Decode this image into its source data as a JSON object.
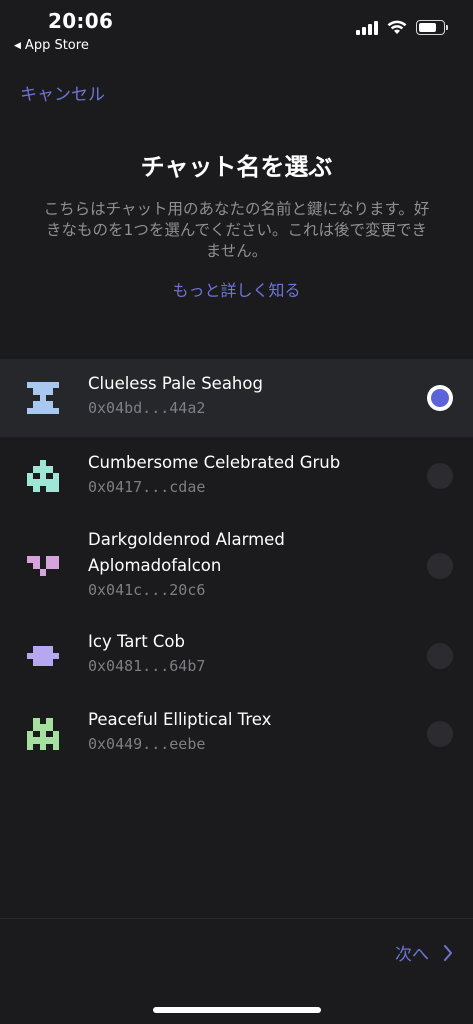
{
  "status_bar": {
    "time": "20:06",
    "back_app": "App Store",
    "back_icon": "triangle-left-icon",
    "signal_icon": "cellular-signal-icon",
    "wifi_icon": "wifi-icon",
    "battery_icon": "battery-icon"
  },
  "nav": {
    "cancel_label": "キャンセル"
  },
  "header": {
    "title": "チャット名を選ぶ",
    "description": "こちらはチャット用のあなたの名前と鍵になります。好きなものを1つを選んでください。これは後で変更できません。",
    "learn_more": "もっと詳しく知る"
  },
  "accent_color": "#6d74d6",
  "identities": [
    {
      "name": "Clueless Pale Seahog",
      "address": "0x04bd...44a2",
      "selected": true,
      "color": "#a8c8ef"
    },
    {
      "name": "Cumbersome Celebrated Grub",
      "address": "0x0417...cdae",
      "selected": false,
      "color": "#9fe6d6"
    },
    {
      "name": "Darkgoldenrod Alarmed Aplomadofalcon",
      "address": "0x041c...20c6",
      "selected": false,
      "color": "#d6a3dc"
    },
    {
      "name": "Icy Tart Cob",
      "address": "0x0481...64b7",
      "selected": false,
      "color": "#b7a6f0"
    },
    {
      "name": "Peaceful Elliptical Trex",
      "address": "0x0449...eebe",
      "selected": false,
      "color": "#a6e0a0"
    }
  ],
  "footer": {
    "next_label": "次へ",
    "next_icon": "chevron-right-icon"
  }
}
|---|
Gather every line containing the word "name" and copy it.

      "name": "Clueless Pale Seahog",
      "name": "Cumbersome Celebrated Grub",
      "name": "Darkgoldenrod Alarmed Aplomadofalcon",
      "name": "Icy Tart Cob",
      "name": "Peaceful Elliptical Trex",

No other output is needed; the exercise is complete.